• _REQUIRED TASK_
Copy all the material below, exactly as it stands.

====== DATA SHOWN ======

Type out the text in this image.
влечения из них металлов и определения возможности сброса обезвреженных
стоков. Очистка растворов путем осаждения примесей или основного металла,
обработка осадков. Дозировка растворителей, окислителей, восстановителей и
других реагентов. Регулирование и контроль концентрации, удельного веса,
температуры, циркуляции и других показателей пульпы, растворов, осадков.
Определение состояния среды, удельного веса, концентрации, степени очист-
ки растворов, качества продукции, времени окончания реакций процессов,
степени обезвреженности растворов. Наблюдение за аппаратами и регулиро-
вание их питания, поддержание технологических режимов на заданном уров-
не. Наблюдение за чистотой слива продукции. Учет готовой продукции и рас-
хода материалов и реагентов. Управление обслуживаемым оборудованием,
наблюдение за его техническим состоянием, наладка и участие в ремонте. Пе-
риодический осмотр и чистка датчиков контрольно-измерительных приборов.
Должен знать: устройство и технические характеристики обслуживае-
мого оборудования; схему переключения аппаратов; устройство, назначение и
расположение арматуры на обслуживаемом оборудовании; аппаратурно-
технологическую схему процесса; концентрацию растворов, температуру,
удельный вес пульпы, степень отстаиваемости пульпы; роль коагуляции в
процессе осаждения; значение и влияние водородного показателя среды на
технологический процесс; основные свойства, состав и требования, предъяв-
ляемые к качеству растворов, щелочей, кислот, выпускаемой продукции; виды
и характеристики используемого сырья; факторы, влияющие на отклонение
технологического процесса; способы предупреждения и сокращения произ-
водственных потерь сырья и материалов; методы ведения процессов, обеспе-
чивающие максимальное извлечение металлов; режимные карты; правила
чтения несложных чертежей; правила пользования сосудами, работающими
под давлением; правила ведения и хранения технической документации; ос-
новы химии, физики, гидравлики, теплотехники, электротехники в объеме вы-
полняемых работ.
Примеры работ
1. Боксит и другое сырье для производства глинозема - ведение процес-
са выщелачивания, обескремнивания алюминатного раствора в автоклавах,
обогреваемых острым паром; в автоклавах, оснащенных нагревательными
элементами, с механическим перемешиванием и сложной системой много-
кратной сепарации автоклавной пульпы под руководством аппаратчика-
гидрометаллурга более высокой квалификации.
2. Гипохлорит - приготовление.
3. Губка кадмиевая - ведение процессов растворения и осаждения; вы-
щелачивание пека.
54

======

• _WRITTEN RESPONSE_
Type out the text in this image.
влечения из них металлов и определения возможности сброса обезвреженных
стоков. Очистка растворов путем осаждения примесей или основного металла,
обработка осадков. Дозировка растворителей, окислителей, восстановителей и
других реагентов. Регулирование и контроль концентрации, удельного веса,
температуры, циркуляции и других показателей пульпы, растворов, осадков.
Определение состояния среды, удельного веса, концентрации, степени очист-
ки растворов, качества продукции, времени окончания реакций процессов,
степени обезвреженности растворов. Наблюдение за аппаратами и регулиро-
вание их питания, поддержание технологических режимов на заданном уров-
не. Наблюдение за чистотой слива продукции. Учет готовой продукции и рас-
хода материалов и реагентов. Управление обслуживаемым оборудованием,
наблюдение за его техническим состоянием, наладка и участие в ремонте. Пе-
риодический осмотр и чистка датчиков контрольно-измерительных приборов.
Должен знать: устройство и технические характеристики обслуживае-
мого оборудования; схему переключения аппаратов; устройство, назначение и
расположение арматуры на обслуживаемом оборудовании; аппаратурно-
технологическую схему процесса; концентрацию растворов, температуру,
удельный вес пульпы, степень отстаиваемости пульпы; роль коагуляции в
процессе осаждения; значение и влияние водородного показателя среды на
технологический процесс; основные свойства, состав и требования, предъяв-
ляемые к качеству растворов, щелочей, кислот, выпускаемой продукции; виды
и характеристики используемого сырья; факторы, влияющие на отклонение
технологического процесса; способы предупреждения и сокращения произ-
водственных потерь сырья и материалов; методы ведения процессов, обеспе-
чивающие максимальное извлечение металлов; режимные карты; правила
чтения несложных чертежей; правила пользования сосудами, работающими
под давлением; правила ведения и хранения технической документации; ос-
новы химии, физики, гидравлики, теплотехники, электротехники в объеме вы-
полняемых работ.
Примеры работ
1. Боксит и другое сырье для производства глинозема - ведение процес-
са выщелачивания, обескремнивания алюминатного раствора в автоклавах,
обогреваемых острым паром; в автоклавах, оснащенных нагревательными
элементами, с механическим перемешиванием и сложной системой много-
кратной сепарации автоклавной пульпы под руководством аппаратчика-
гидрометаллурга более высокой квалификации.
2. Гипохлорит - приготовление.
3. Губка кадмиевая - ведение процессов растворения и осаждения; вы-
щелачивание пека.
54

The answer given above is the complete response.